The records below must be duplicated exactly, character for character.

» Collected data
· · ·

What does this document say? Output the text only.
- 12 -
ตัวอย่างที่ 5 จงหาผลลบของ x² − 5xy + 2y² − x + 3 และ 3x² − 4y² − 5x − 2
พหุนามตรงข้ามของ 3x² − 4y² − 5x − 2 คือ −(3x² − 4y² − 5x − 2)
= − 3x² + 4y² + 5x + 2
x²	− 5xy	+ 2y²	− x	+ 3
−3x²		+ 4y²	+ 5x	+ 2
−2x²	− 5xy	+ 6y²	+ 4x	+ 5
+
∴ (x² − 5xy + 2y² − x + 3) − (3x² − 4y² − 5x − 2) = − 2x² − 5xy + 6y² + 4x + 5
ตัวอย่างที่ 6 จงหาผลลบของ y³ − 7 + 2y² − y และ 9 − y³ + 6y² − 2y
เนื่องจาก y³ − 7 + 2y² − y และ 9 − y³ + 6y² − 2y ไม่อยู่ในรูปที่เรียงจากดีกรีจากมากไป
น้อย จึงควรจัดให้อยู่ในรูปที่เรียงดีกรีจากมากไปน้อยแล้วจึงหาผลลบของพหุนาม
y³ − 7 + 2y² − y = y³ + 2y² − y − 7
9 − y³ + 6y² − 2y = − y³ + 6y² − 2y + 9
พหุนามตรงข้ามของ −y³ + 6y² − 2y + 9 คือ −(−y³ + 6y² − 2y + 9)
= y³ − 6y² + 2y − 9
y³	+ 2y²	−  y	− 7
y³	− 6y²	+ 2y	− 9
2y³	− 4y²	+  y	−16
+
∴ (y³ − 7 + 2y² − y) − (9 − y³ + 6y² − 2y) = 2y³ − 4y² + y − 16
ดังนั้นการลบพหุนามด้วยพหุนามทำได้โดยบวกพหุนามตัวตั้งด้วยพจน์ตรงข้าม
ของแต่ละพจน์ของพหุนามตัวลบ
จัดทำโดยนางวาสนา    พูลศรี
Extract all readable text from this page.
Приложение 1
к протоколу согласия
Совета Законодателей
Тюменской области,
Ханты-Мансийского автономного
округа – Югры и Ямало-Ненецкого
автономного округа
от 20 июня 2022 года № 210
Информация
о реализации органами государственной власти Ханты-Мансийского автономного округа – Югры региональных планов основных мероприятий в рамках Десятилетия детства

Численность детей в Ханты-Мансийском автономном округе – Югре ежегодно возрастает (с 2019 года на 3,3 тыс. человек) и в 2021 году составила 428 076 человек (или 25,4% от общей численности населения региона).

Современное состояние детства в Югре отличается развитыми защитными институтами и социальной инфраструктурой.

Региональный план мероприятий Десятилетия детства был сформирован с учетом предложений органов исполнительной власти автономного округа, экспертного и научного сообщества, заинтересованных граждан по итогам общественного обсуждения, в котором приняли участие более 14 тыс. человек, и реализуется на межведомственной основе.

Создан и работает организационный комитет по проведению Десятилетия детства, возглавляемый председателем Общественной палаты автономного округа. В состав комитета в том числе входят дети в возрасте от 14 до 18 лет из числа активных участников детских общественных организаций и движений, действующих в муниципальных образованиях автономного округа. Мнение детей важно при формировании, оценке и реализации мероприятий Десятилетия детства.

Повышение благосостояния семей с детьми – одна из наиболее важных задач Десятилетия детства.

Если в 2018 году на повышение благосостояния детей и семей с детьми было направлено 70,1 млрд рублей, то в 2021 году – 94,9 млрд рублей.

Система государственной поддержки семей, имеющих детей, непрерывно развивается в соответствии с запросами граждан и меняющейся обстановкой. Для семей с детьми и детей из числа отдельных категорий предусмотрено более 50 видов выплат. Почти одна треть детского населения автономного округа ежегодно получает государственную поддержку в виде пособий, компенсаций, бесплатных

· · ·

» RESPONSE TO THE TASK
What does this document say? Output the text only.
- 12 -
ตัวอย่างที่ 5 จงหาผลลบของ x² − 5xy + 2y² − x + 3 และ 3x² − 4y² − 5x − 2
พหุนามตรงข้ามของ 3x² − 4y² − 5x − 2 คือ −(3x² − 4y² − 5x − 2)
= − 3x² + 4y² + 5x + 2
x²	− 5xy	+ 2y²	− x	+ 3
−3x²		+ 4y²	+ 5x	+ 2
−2x²	− 5xy	+ 6y²	+ 4x	+ 5
+
∴ (x² − 5xy + 2y² − x + 3) − (3x² − 4y² − 5x − 2) = − 2x² − 5xy + 6y² + 4x + 5
ตัวอย่างที่ 6 จงหาผลลบของ y³ − 7 + 2y² − y และ 9 − y³ + 6y² − 2y
เนื่องจาก y³ − 7 + 2y² − y และ 9 − y³ + 6y² − 2y ไม่อยู่ในรูปที่เรียงจากดีกรีจากมากไป
น้อย จึงควรจัดให้อยู่ในรูปที่เรียงดีกรีจากมากไปน้อยแล้วจึงหาผลลบของพหุนาม
y³ − 7 + 2y² − y = y³ + 2y² − y − 7
9 − y³ + 6y² − 2y = − y³ + 6y² − 2y + 9
พหุนามตรงข้ามของ −y³ + 6y² − 2y + 9 คือ −(−y³ + 6y² − 2y + 9)
= y³ − 6y² + 2y − 9
y³	+ 2y²	−  y	− 7
y³	− 6y²	+ 2y	− 9
2y³	− 4y²	+  y	−16
+
∴ (y³ − 7 + 2y² − y) − (9 − y³ + 6y² − 2y) = 2y³ − 4y² + y − 16
ดังนั้นการลบพหุนามด้วยพหุนามทำได้โดยบวกพหุนามตัวตั้งด้วยพจน์ตรงข้าม
ของแต่ละพจน์ของพหุนามตัวลบ
จัดทำโดยนางวาสนา    พูลศรี
Extract all readable text from this page.
Приложение 1
к протоколу согласия
Совета Законодателей
Тюменской области,
Ханты-Мансийского автономного
округа – Югры и Ямало-Ненецкого
автономного округа
от 20 июня 2022 года № 210
Информация
о реализации органами государственной власти Ханты-Мансийского автономного округа – Югры региональных планов основных мероприятий в рамках Десятилетия детства

Численность детей в Ханты-Мансийском автономном округе – Югре ежегодно возрастает (с 2019 года на 3,3 тыс. человек) и в 2021 году составила 428 076 человек (или 25,4% от общей численности населения региона).

Современное состояние детства в Югре отличается развитыми защитными институтами и социальной инфраструктурой.

Региональный план мероприятий Десятилетия детства был сформирован с учетом предложений органов исполнительной власти автономного округа, экспертного и научного сообщества, заинтересованных граждан по итогам общественного обсуждения, в котором приняли участие более 14 тыс. человек, и реализуется на межведомственной основе.

Создан и работает организационный комитет по проведению Десятилетия детства, возглавляемый председателем Общественной палаты автономного округа. В состав комитета в том числе входят дети в возрасте от 14 до 18 лет из числа активных участников детских общественных организаций и движений, действующих в муниципальных образованиях автономного округа. Мнение детей важно при формировании, оценке и реализации мероприятий Десятилетия детства.

Повышение благосостояния семей с детьми – одна из наиболее важных задач Десятилетия детства.

Если в 2018 году на повышение благосостояния детей и семей с детьми было направлено 70,1 млрд рублей, то в 2021 году – 94,9 млрд рублей.

Система государственной поддержки семей, имеющих детей, непрерывно развивается в соответствии с запросами граждан и меняющейся обстановкой. Для семей с детьми и детей из числа отдельных категорий предусмотрено более 50 видов выплат. Почти одна треть детского населения автономного округа ежегодно получает государственную поддержку в виде пособий, компенсаций, бесплатных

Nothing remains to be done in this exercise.